# Aim of the task
Check each line of the listing below for the string "document", and give only how many lines hold it.

# Dataset items
================

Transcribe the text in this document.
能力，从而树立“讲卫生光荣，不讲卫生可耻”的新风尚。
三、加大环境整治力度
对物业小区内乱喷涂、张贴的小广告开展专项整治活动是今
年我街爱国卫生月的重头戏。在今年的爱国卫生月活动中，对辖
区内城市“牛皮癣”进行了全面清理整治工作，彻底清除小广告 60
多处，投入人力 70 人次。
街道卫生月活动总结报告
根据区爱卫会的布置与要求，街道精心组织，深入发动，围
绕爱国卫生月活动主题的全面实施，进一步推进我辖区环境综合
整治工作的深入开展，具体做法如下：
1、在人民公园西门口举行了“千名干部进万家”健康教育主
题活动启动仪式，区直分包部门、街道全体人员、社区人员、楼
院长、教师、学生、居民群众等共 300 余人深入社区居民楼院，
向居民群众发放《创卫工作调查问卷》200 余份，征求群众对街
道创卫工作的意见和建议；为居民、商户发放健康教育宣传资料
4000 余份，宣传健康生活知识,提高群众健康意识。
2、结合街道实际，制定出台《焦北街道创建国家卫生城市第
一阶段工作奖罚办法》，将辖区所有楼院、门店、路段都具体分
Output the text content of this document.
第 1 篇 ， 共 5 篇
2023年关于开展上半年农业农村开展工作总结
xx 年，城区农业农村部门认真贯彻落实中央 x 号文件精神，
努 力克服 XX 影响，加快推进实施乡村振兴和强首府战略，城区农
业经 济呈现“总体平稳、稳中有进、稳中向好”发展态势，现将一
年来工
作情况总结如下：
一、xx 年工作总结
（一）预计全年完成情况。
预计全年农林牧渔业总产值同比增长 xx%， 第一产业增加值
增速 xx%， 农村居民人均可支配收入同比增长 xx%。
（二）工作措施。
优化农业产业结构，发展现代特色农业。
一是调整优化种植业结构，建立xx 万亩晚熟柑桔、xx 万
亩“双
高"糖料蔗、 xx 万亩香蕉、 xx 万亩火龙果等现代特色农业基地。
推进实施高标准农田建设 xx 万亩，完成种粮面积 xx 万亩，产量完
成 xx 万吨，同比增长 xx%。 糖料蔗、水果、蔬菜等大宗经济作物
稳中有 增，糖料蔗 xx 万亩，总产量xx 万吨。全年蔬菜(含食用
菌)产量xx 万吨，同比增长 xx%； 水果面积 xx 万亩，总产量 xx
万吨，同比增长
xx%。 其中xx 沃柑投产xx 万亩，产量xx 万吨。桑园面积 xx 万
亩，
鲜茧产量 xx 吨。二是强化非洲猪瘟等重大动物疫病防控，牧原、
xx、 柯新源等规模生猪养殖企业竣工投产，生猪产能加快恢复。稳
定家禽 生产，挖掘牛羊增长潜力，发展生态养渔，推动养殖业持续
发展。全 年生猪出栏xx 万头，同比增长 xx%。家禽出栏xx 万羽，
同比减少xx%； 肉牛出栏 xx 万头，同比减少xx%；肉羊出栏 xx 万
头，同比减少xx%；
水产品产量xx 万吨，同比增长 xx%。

================

# Reply to the task
2